What you should do: Each entry below should be returned exactly as is, with the pictures removed.

────────────────────────────────────────

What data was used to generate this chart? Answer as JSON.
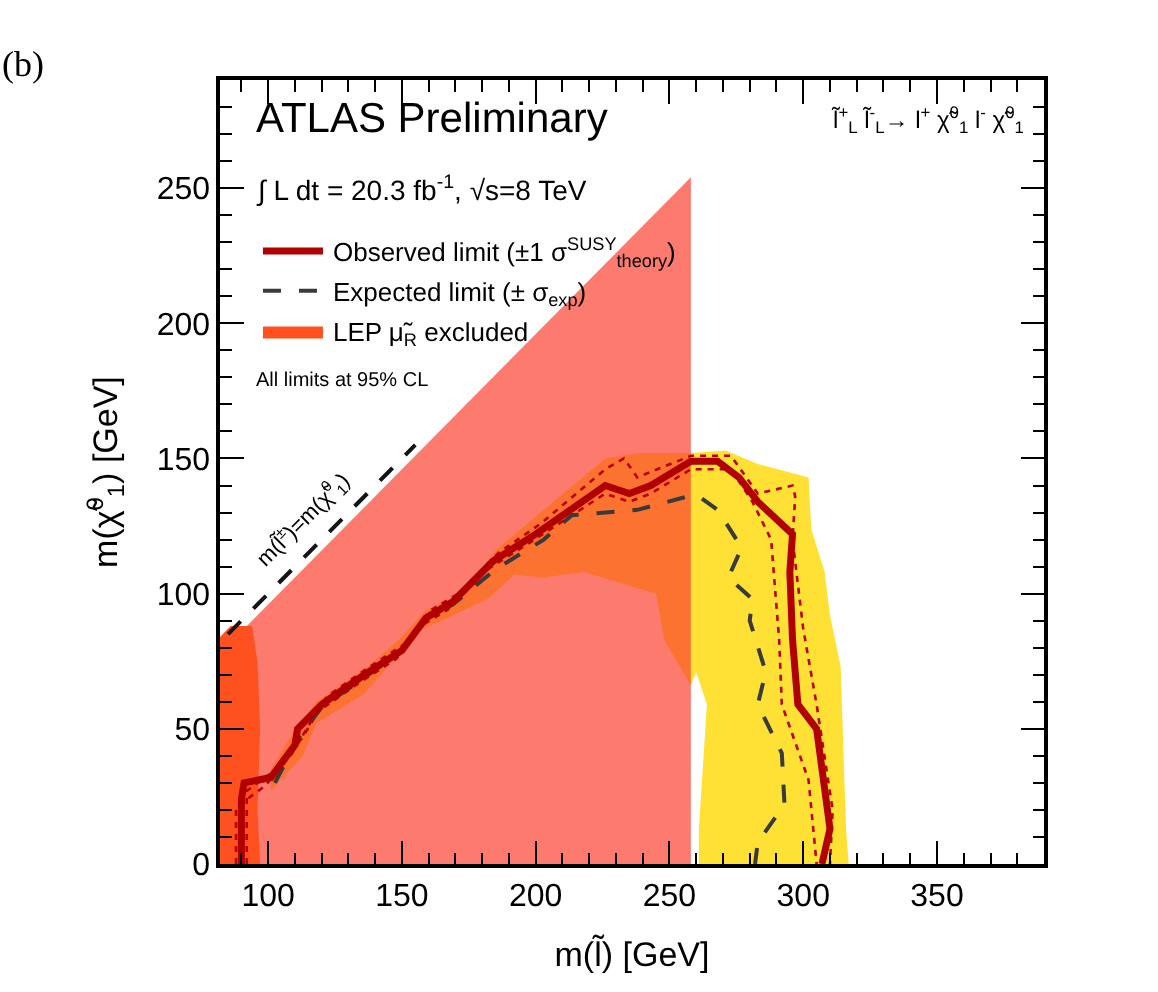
{
  "chart_data": {
    "type": "line",
    "xlabel": "m(l̃) [GeV]",
    "ylabel": "m(χ̃$^{0}$$_{1}$) [GeV]",
    "xlim": [
      82,
      390
    ],
    "ylim": [
      0,
      290
    ],
    "xticks": [
      100,
      150,
      200,
      250,
      300,
      350
    ],
    "yticks": [
      0,
      50,
      100,
      150,
      200,
      250
    ],
    "legend": "top left",
    "series": [
      {
        "type": "area",
        "color": "#ffe135",
        "x": [
          101,
          113,
          118,
          136,
          156,
          167,
          182,
          192,
          203,
          218,
          245,
          248,
          258,
          260,
          264,
          261,
          261,
          317,
          316,
          314,
          310,
          308,
          303,
          302,
          283,
          271,
          258,
          238,
          226,
          203,
          185,
          172,
          159,
          149,
          136,
          118,
          109,
          101
        ],
        "values": [
          27,
          40,
          52,
          63,
          86,
          91,
          98,
          107,
          106,
          108,
          100,
          83,
          66,
          71,
          59,
          13,
          0,
          0,
          13,
          73,
          92,
          108,
          124,
          143,
          148,
          153,
          152,
          152,
          150,
          131,
          116,
          100,
          94,
          83,
          72,
          60,
          48,
          35
        ]
      },
      {
        "type": "area",
        "color": "#fb4330",
        "x": [
          82,
          82,
          258,
          258
        ],
        "values": [
          0,
          78,
          254,
          0
        ]
      },
      {
        "type": "area",
        "name": "LEP μ̃$_{R}$ excluded",
        "color": "#ff5020",
        "x": [
          82,
          97,
          96,
          97,
          96,
          94,
          86,
          82
        ],
        "values": [
          0,
          0,
          20,
          50,
          75,
          88,
          88,
          84
        ]
      },
      {
        "line_style": "dashed",
        "color": "#141414",
        "x": [
          85,
          100,
          115,
          130,
          145,
          155
        ],
        "values": [
          85,
          100,
          115,
          130,
          145,
          155
        ]
      },
      {
        "line_style": "dotted",
        "color": "#c00000",
        "x": [
          92,
          92,
          103,
          113,
          122,
          138,
          152,
          161,
          171,
          186,
          202,
          226,
          233,
          238,
          258,
          273,
          283,
          296,
          297,
          296,
          300,
          305,
          311,
          310
        ],
        "values": [
          0,
          27,
          35,
          47,
          62,
          73,
          82,
          94,
          100,
          115,
          126,
          146,
          150,
          143,
          151,
          151,
          137,
          140,
          136,
          120,
          87,
          59,
          20,
          0
        ]
      },
      {
        "line_style": "dotted",
        "color": "#c00000",
        "x": [
          88,
          88,
          99,
          109,
          118,
          134,
          148,
          157,
          167,
          182,
          198,
          226,
          235,
          243,
          258,
          273,
          281,
          288,
          291,
          292,
          302,
          305
        ],
        "values": [
          0,
          21,
          29,
          41,
          56,
          67,
          76,
          88,
          94,
          109,
          119,
          137,
          134,
          137,
          146,
          146,
          134,
          120,
          83,
          59,
          31,
          0
        ]
      },
      {
        "name": "Expected limit (± σ$_{exp}$)",
        "line_style": "dashed",
        "color": "#3a3a3a",
        "x": [
          102.5,
          111.5,
          120,
          136,
          149,
          159,
          169,
          185,
          203,
          213.5,
          238,
          257,
          261,
          268,
          277,
          272,
          281,
          280,
          286,
          283,
          292,
          293,
          283,
          282
        ],
        "values": [
          30,
          47,
          58,
          69,
          78,
          91,
          96,
          109,
          120,
          129,
          131,
          136,
          136,
          131,
          117,
          106,
          98,
          90,
          71,
          59,
          41,
          22,
          8,
          0
        ]
      },
      {
        "name": "Observed limit (±1 σ$^{SUSY}$$_{theory}$)",
        "line_style": "solid",
        "color": "#b00000",
        "x": [
          90,
          90,
          91,
          101,
          110,
          111,
          120,
          136,
          150,
          159,
          169,
          184,
          200,
          226,
          235,
          243,
          258,
          268,
          276,
          283,
          296,
          295,
          296,
          298,
          305,
          310,
          307
        ],
        "values": [
          0,
          24,
          30,
          32,
          44,
          50,
          59,
          70,
          79,
          91,
          97,
          112,
          122,
          140,
          137,
          140,
          149,
          149,
          143,
          134,
          122,
          108,
          83,
          59,
          50,
          13,
          0
        ]
      }
    ],
    "annotations": [
      "ATLAS Preliminary",
      "∫ L dt = 20.3 fb$^{-1}$, √s=8 TeV",
      "All limits at 95% CL",
      "l̃$^{+}$$_{L}$ l̃$^{-}$$_{L}$→ l$^{+}$ χ̃$^{0}$$_{1}$ l$^{-}$ χ̃$^{0}$$_{1}$",
      "(b)",
      "m(l̃$^{±}$)=m(χ̃$^{0}$$_{1}$)"
    ]
  }
}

────────────────────────────────────────

Solution to this exercise:
What data was used to generate this chart? Answer as JSON.
{
  "chart_data": {
    "type": "line",
    "xlabel": "m(l̃) [GeV]",
    "ylabel": "m(χ̃$^{0}$$_{1}$) [GeV]",
    "xlim": [
      82,
      390
    ],
    "ylim": [
      0,
      290
    ],
    "xticks": [
      100,
      150,
      200,
      250,
      300,
      350
    ],
    "yticks": [
      0,
      50,
      100,
      150,
      200,
      250
    ],
    "legend": "top left",
    "series": [
      {
        "type": "area",
        "color": "#ffe135",
        "x": [
          101,
          113,
          118,
          136,
          156,
          167,
          182,
          192,
          203,
          218,
          245,
          248,
          258,
          260,
          264,
          261,
          261,
          317,
          316,
          314,
          310,
          308,
          303,
          302,
          283,
          271,
          258,
          238,
          226,
          203,
          185,
          172,
          159,
          149,
          136,
          118,
          109,
          101
        ],
        "values": [
          27,
          40,
          52,
          63,
          86,
          91,
          98,
          107,
          106,
          108,
          100,
          83,
          66,
          71,
          59,
          13,
          0,
          0,
          13,
          73,
          92,
          108,
          124,
          143,
          148,
          153,
          152,
          152,
          150,
          131,
          116,
          100,
          94,
          83,
          72,
          60,
          48,
          35
        ]
      },
      {
        "type": "area",
        "color": "#fb4330",
        "x": [
          82,
          82,
          258,
          258
        ],
        "values": [
          0,
          78,
          254,
          0
        ]
      },
      {
        "type": "area",
        "name": "LEP μ̃$_{R}$ excluded",
        "color": "#ff5020",
        "x": [
          82,
          97,
          96,
          97,
          96,
          94,
          86,
          82
        ],
        "values": [
          0,
          0,
          20,
          50,
          75,
          88,
          88,
          84
        ]
      },
      {
        "line_style": "dashed",
        "color": "#141414",
        "x": [
          85,
          100,
          115,
          130,
          145,
          155
        ],
        "values": [
          85,
          100,
          115,
          130,
          145,
          155
        ]
      },
      {
        "line_style": "dotted",
        "color": "#c00000",
        "x": [
          92,
          92,
          103,
          113,
          122,
          138,
          152,
          161,
          171,
          186,
          202,
          226,
          233,
          238,
          258,
          273,
          283,
          296,
          297,
          296,
          300,
          305,
          311,
          310
        ],
        "values": [
          0,
          27,
          35,
          47,
          62,
          73,
          82,
          94,
          100,
          115,
          126,
          146,
          150,
          143,
          151,
          151,
          137,
          140,
          136,
          120,
          87,
          59,
          20,
          0
        ]
      },
      {
        "line_style": "dotted",
        "color": "#c00000",
        "x": [
          88,
          88,
          99,
          109,
          118,
          134,
          148,
          157,
          167,
          182,
          198,
          226,
          235,
          243,
          258,
          273,
          281,
          288,
          291,
          292,
          302,
          305
        ],
        "values": [
          0,
          21,
          29,
          41,
          56,
          67,
          76,
          88,
          94,
          109,
          119,
          137,
          134,
          137,
          146,
          146,
          134,
          120,
          83,
          59,
          31,
          0
        ]
      },
      {
        "name": "Expected limit (± σ$_{exp}$)",
        "line_style": "dashed",
        "color": "#3a3a3a",
        "x": [
          102.5,
          111.5,
          120,
          136,
          149,
          159,
          169,
          185,
          203,
          213.5,
          238,
          257,
          261,
          268,
          277,
          272,
          281,
          280,
          286,
          283,
          292,
          293,
          283,
          282
        ],
        "values": [
          30,
          47,
          58,
          69,
          78,
          91,
          96,
          109,
          120,
          129,
          131,
          136,
          136,
          131,
          117,
          106,
          98,
          90,
          71,
          59,
          41,
          22,
          8,
          0
        ]
      },
      {
        "name": "Observed limit (±1 σ$^{SUSY}$$_{theory}$)",
        "line_style": "solid",
        "color": "#b00000",
        "x": [
          90,
          90,
          91,
          101,
          110,
          111,
          120,
          136,
          150,
          159,
          169,
          184,
          200,
          226,
          235,
          243,
          258,
          268,
          276,
          283,
          296,
          295,
          296,
          298,
          305,
          310,
          307
        ],
        "values": [
          0,
          24,
          30,
          32,
          44,
          50,
          59,
          70,
          79,
          91,
          97,
          112,
          122,
          140,
          137,
          140,
          149,
          149,
          143,
          134,
          122,
          108,
          83,
          59,
          50,
          13,
          0
        ]
      }
    ],
    "annotations": [
      "ATLAS Preliminary",
      "∫ L dt = 20.3 fb$^{-1}$, √s=8 TeV",
      "All limits at 95% CL",
      "l̃$^{+}$$_{L}$ l̃$^{-}$$_{L}$→ l$^{+}$ χ̃$^{0}$$_{1}$ l$^{-}$ χ̃$^{0}$$_{1}$",
      "(b)",
      "m(l̃$^{±}$)=m(χ̃$^{0}$$_{1}$)"
    ]
  }
}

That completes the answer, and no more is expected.